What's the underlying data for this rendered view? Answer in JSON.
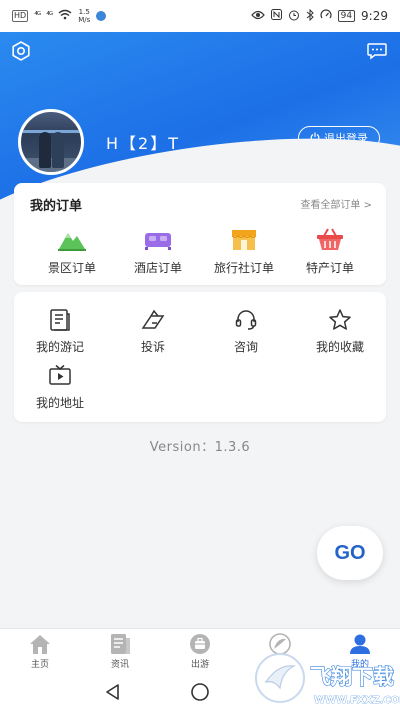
{
  "status_bar": {
    "hd_tag": "HD",
    "signal1": "⁴ᴳ",
    "signal2": "⁴ᴳ",
    "speed_value": "1.5",
    "speed_unit": "M/s",
    "battery": "94",
    "time": "9:29"
  },
  "header": {
    "username": "H【2】T",
    "logout_label": "退出登录"
  },
  "orders": {
    "title": "我的订单",
    "view_all": "查看全部订单 >",
    "items": [
      {
        "label": "景区订单",
        "icon": "mountain-icon",
        "color": "#5cc25a"
      },
      {
        "label": "酒店订单",
        "icon": "bed-icon",
        "color": "#9b6ce8"
      },
      {
        "label": "旅行社订单",
        "icon": "shop-icon",
        "color": "#f2a51c"
      },
      {
        "label": "特产订单",
        "icon": "basket-icon",
        "color": "#ea4a4a"
      }
    ]
  },
  "menu": {
    "items": [
      {
        "label": "我的游记",
        "icon": "journal-icon"
      },
      {
        "label": "投诉",
        "icon": "complaint-icon"
      },
      {
        "label": "咨询",
        "icon": "headset-icon"
      },
      {
        "label": "我的收藏",
        "icon": "star-icon"
      },
      {
        "label": "我的地址",
        "icon": "tv-icon"
      }
    ]
  },
  "version": "Version：1.3.6",
  "go_label": "GO",
  "tabbar": {
    "items": [
      {
        "label": "主页",
        "icon": "home-icon"
      },
      {
        "label": "资讯",
        "icon": "news-icon"
      },
      {
        "label": "出游",
        "icon": "travel-icon"
      },
      {
        "label": "",
        "icon": "compass-icon"
      },
      {
        "label": "我的",
        "icon": "user-icon",
        "active": true
      }
    ]
  },
  "watermark": {
    "text": "飞翔下载",
    "url": "WWW.FXXZ.COM"
  },
  "colors": {
    "brand_blue": "#1d6fe6",
    "active_tab": "#2d6fe0",
    "go_text": "#2464c8"
  }
}
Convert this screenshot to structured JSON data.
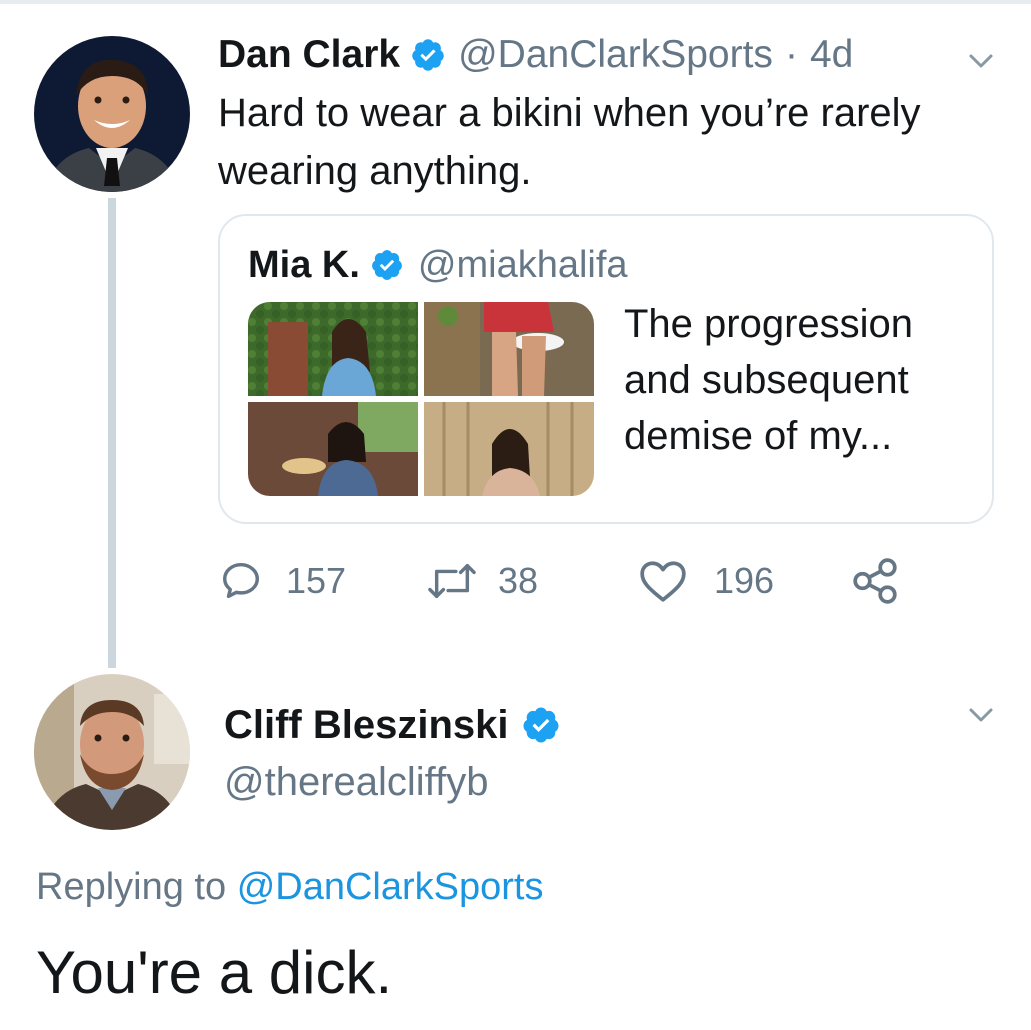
{
  "colors": {
    "text": "#14171a",
    "secondary": "#657786",
    "link": "#1b95e0",
    "verified": "#1da1f2",
    "border": "#e1e8ed",
    "thread_line": "#ccd6dd"
  },
  "main_tweet": {
    "author_name": "Dan Clark",
    "author_handle": "@DanClarkSports",
    "separator": "·",
    "time": "4d",
    "text": "Hard to wear a bikini when you’re rarely wearing anything.",
    "avatar_icon": "avatar-man-suit",
    "menu_icon": "chevron-down-icon",
    "quote": {
      "author_name": "Mia K.",
      "author_handle": "@miakhalifa",
      "text": "The progression and subsequent demise of my...",
      "media_count": 4
    },
    "actions": {
      "replies": "157",
      "retweets": "38",
      "likes": "196"
    }
  },
  "reply_tweet": {
    "author_name": "Cliff Bleszinski",
    "author_handle": "@therealcliffyb",
    "avatar_icon": "avatar-man-beard",
    "menu_icon": "chevron-down-icon",
    "replying_prefix": "Replying to",
    "replying_to": "@DanClarkSports",
    "text": "You're a dick."
  }
}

■ **What you are asked to do**: Reproduce the data word for word, excluding its pictures.

■ **Task result**:
What's the underlying data for this rendered view? Answer in JSON.
{
  "status_bar": {
    "hd_tag": "HD",
    "signal1": "⁴ᴳ",
    "signal2": "⁴ᴳ",
    "speed_value": "1.5",
    "speed_unit": "M/s",
    "battery": "94",
    "time": "9:29"
  },
  "header": {
    "username": "H【2】T",
    "logout_label": "退出登录"
  },
  "orders": {
    "title": "我的订单",
    "view_all": "查看全部订单 >",
    "items": [
      {
        "label": "景区订单",
        "icon": "mountain-icon",
        "color": "#5cc25a"
      },
      {
        "label": "酒店订单",
        "icon": "bed-icon",
        "color": "#9b6ce8"
      },
      {
        "label": "旅行社订单",
        "icon": "shop-icon",
        "color": "#f2a51c"
      },
      {
        "label": "特产订单",
        "icon": "basket-icon",
        "color": "#ea4a4a"
      }
    ]
  },
  "menu": {
    "items": [
      {
        "label": "我的游记",
        "icon": "journal-icon"
      },
      {
        "label": "投诉",
        "icon": "complaint-icon"
      },
      {
        "label": "咨询",
        "icon": "headset-icon"
      },
      {
        "label": "我的收藏",
        "icon": "star-icon"
      },
      {
        "label": "我的地址",
        "icon": "tv-icon"
      }
    ]
  },
  "version": "Version：1.3.6",
  "go_label": "GO",
  "tabbar": {
    "items": [
      {
        "label": "主页",
        "icon": "home-icon"
      },
      {
        "label": "资讯",
        "icon": "news-icon"
      },
      {
        "label": "出游",
        "icon": "travel-icon"
      },
      {
        "label": "",
        "icon": "compass-icon"
      },
      {
        "label": "我的",
        "icon": "user-icon",
        "active": true
      }
    ]
  },
  "watermark": {
    "text": "飞翔下载",
    "url": "WWW.FXXZ.COM"
  },
  "colors": {
    "brand_blue": "#1d6fe6",
    "active_tab": "#2d6fe0",
    "go_text": "#2464c8"
  }
}
Convert this screenshot to structured JSON data.
{
  "colors": {
    "text": "#14171a",
    "secondary": "#657786",
    "link": "#1b95e0",
    "verified": "#1da1f2",
    "border": "#e1e8ed",
    "thread_line": "#ccd6dd"
  },
  "main_tweet": {
    "author_name": "Dan Clark",
    "author_handle": "@DanClarkSports",
    "separator": "·",
    "time": "4d",
    "text": "Hard to wear a bikini when you’re rarely wearing anything.",
    "avatar_icon": "avatar-man-suit",
    "menu_icon": "chevron-down-icon",
    "quote": {
      "author_name": "Mia K.",
      "author_handle": "@miakhalifa",
      "text": "The progression and subsequent demise of my...",
      "media_count": 4
    },
    "actions": {
      "replies": "157",
      "retweets": "38",
      "likes": "196"
    }
  },
  "reply_tweet": {
    "author_name": "Cliff Bleszinski",
    "author_handle": "@therealcliffyb",
    "avatar_icon": "avatar-man-beard",
    "menu_icon": "chevron-down-icon",
    "replying_prefix": "Replying to",
    "replying_to": "@DanClarkSports",
    "text": "You're a dick."
  }
}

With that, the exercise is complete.